--- start Information given ---

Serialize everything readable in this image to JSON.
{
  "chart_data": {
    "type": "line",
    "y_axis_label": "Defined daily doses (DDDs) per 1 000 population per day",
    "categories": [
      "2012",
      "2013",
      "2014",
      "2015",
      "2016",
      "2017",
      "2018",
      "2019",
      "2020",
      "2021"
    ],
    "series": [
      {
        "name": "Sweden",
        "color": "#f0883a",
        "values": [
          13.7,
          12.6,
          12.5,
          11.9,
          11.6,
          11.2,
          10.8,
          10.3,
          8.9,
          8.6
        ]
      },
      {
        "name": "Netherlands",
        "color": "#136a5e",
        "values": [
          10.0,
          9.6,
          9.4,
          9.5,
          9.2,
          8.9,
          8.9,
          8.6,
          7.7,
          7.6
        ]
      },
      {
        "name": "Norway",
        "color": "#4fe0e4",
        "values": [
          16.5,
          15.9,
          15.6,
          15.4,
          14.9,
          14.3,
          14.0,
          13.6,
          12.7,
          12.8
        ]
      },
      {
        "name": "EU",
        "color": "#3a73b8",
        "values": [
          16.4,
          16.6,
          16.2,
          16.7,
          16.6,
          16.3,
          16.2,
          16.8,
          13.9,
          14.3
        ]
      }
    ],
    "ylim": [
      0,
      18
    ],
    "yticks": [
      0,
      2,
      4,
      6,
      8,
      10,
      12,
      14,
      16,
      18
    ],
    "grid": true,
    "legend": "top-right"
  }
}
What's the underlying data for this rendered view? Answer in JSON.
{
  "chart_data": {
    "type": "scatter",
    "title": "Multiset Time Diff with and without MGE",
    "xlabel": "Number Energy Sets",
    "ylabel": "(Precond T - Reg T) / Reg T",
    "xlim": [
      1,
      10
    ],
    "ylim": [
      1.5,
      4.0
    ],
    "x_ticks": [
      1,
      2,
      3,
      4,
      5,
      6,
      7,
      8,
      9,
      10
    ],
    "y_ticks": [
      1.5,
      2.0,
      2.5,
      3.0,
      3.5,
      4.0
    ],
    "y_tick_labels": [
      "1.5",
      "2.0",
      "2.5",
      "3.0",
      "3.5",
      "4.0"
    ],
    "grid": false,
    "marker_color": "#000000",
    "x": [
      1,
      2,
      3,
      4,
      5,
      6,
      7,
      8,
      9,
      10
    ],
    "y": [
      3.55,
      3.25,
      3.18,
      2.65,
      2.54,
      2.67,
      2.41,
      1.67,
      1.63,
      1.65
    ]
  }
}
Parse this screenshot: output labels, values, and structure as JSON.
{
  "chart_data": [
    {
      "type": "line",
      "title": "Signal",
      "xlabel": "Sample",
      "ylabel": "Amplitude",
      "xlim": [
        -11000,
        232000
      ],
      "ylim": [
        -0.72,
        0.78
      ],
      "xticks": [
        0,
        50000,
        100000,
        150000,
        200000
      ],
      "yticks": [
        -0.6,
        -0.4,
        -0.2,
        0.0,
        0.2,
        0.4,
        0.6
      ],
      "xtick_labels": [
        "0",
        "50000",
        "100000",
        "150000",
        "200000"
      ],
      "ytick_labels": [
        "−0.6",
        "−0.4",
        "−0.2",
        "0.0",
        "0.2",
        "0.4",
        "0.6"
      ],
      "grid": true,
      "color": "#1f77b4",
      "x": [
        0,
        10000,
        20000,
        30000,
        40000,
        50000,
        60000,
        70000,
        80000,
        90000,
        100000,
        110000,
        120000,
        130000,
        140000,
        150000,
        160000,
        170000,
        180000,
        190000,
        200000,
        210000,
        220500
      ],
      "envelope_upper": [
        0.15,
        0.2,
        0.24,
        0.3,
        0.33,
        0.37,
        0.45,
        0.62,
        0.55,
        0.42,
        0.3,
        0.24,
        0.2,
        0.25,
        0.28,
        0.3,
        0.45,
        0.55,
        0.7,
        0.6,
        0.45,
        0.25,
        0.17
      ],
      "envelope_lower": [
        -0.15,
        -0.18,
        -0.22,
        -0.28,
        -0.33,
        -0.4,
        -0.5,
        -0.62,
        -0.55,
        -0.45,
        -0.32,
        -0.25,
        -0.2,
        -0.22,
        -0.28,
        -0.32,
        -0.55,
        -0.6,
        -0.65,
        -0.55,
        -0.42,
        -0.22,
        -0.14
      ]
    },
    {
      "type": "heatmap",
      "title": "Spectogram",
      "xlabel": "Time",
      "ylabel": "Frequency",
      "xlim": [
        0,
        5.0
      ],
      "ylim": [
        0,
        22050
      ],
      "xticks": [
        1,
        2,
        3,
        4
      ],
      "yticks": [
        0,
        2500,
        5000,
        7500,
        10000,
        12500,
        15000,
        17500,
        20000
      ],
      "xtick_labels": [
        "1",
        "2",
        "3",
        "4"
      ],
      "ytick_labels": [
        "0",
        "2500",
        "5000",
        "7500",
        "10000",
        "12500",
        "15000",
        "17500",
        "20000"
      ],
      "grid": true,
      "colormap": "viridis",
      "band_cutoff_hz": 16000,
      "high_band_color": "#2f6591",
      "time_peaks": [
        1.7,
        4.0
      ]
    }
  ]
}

--- end Information given ---

▶ [The exercise]: Restate the data above word for word.

▶ [Exercise output]:
Serialize everything readable in this image to JSON.
{
  "chart_data": {
    "type": "line",
    "y_axis_label": "Defined daily doses (DDDs) per 1 000 population per day",
    "categories": [
      "2012",
      "2013",
      "2014",
      "2015",
      "2016",
      "2017",
      "2018",
      "2019",
      "2020",
      "2021"
    ],
    "series": [
      {
        "name": "Sweden",
        "color": "#f0883a",
        "values": [
          13.7,
          12.6,
          12.5,
          11.9,
          11.6,
          11.2,
          10.8,
          10.3,
          8.9,
          8.6
        ]
      },
      {
        "name": "Netherlands",
        "color": "#136a5e",
        "values": [
          10.0,
          9.6,
          9.4,
          9.5,
          9.2,
          8.9,
          8.9,
          8.6,
          7.7,
          7.6
        ]
      },
      {
        "name": "Norway",
        "color": "#4fe0e4",
        "values": [
          16.5,
          15.9,
          15.6,
          15.4,
          14.9,
          14.3,
          14.0,
          13.6,
          12.7,
          12.8
        ]
      },
      {
        "name": "EU",
        "color": "#3a73b8",
        "values": [
          16.4,
          16.6,
          16.2,
          16.7,
          16.6,
          16.3,
          16.2,
          16.8,
          13.9,
          14.3
        ]
      }
    ],
    "ylim": [
      0,
      18
    ],
    "yticks": [
      0,
      2,
      4,
      6,
      8,
      10,
      12,
      14,
      16,
      18
    ],
    "grid": true,
    "legend": "top-right"
  }
}
What's the underlying data for this rendered view? Answer in JSON.
{
  "chart_data": {
    "type": "scatter",
    "title": "Multiset Time Diff with and without MGE",
    "xlabel": "Number Energy Sets",
    "ylabel": "(Precond T - Reg T) / Reg T",
    "xlim": [
      1,
      10
    ],
    "ylim": [
      1.5,
      4.0
    ],
    "x_ticks": [
      1,
      2,
      3,
      4,
      5,
      6,
      7,
      8,
      9,
      10
    ],
    "y_ticks": [
      1.5,
      2.0,
      2.5,
      3.0,
      3.5,
      4.0
    ],
    "y_tick_labels": [
      "1.5",
      "2.0",
      "2.5",
      "3.0",
      "3.5",
      "4.0"
    ],
    "grid": false,
    "marker_color": "#000000",
    "x": [
      1,
      2,
      3,
      4,
      5,
      6,
      7,
      8,
      9,
      10
    ],
    "y": [
      3.55,
      3.25,
      3.18,
      2.65,
      2.54,
      2.67,
      2.41,
      1.67,
      1.63,
      1.65
    ]
  }
}
Parse this screenshot: output labels, values, and structure as JSON.
{
  "chart_data": [
    {
      "type": "line",
      "title": "Signal",
      "xlabel": "Sample",
      "ylabel": "Amplitude",
      "xlim": [
        -11000,
        232000
      ],
      "ylim": [
        -0.72,
        0.78
      ],
      "xticks": [
        0,
        50000,
        100000,
        150000,
        200000
      ],
      "yticks": [
        -0.6,
        -0.4,
        -0.2,
        0.0,
        0.2,
        0.4,
        0.6
      ],
      "xtick_labels": [
        "0",
        "50000",
        "100000",
        "150000",
        "200000"
      ],
      "ytick_labels": [
        "−0.6",
        "−0.4",
        "−0.2",
        "0.0",
        "0.2",
        "0.4",
        "0.6"
      ],
      "grid": true,
      "color": "#1f77b4",
      "x": [
        0,
        10000,
        20000,
        30000,
        40000,
        50000,
        60000,
        70000,
        80000,
        90000,
        100000,
        110000,
        120000,
        130000,
        140000,
        150000,
        160000,
        170000,
        180000,
        190000,
        200000,
        210000,
        220500
      ],
      "envelope_upper": [
        0.15,
        0.2,
        0.24,
        0.3,
        0.33,
        0.37,
        0.45,
        0.62,
        0.55,
        0.42,
        0.3,
        0.24,
        0.2,
        0.25,
        0.28,
        0.3,
        0.45,
        0.55,
        0.7,
        0.6,
        0.45,
        0.25,
        0.17
      ],
      "envelope_lower": [
        -0.15,
        -0.18,
        -0.22,
        -0.28,
        -0.33,
        -0.4,
        -0.5,
        -0.62,
        -0.55,
        -0.45,
        -0.32,
        -0.25,
        -0.2,
        -0.22,
        -0.28,
        -0.32,
        -0.55,
        -0.6,
        -0.65,
        -0.55,
        -0.42,
        -0.22,
        -0.14
      ]
    },
    {
      "type": "heatmap",
      "title": "Spectogram",
      "xlabel": "Time",
      "ylabel": "Frequency",
      "xlim": [
        0,
        5.0
      ],
      "ylim": [
        0,
        22050
      ],
      "xticks": [
        1,
        2,
        3,
        4
      ],
      "yticks": [
        0,
        2500,
        5000,
        7500,
        10000,
        12500,
        15000,
        17500,
        20000
      ],
      "xtick_labels": [
        "1",
        "2",
        "3",
        "4"
      ],
      "ytick_labels": [
        "0",
        "2500",
        "5000",
        "7500",
        "10000",
        "12500",
        "15000",
        "17500",
        "20000"
      ],
      "grid": true,
      "colormap": "viridis",
      "band_cutoff_hz": 16000,
      "high_band_color": "#2f6591",
      "time_peaks": [
        1.7,
        4.0
      ]
    }
  ]
}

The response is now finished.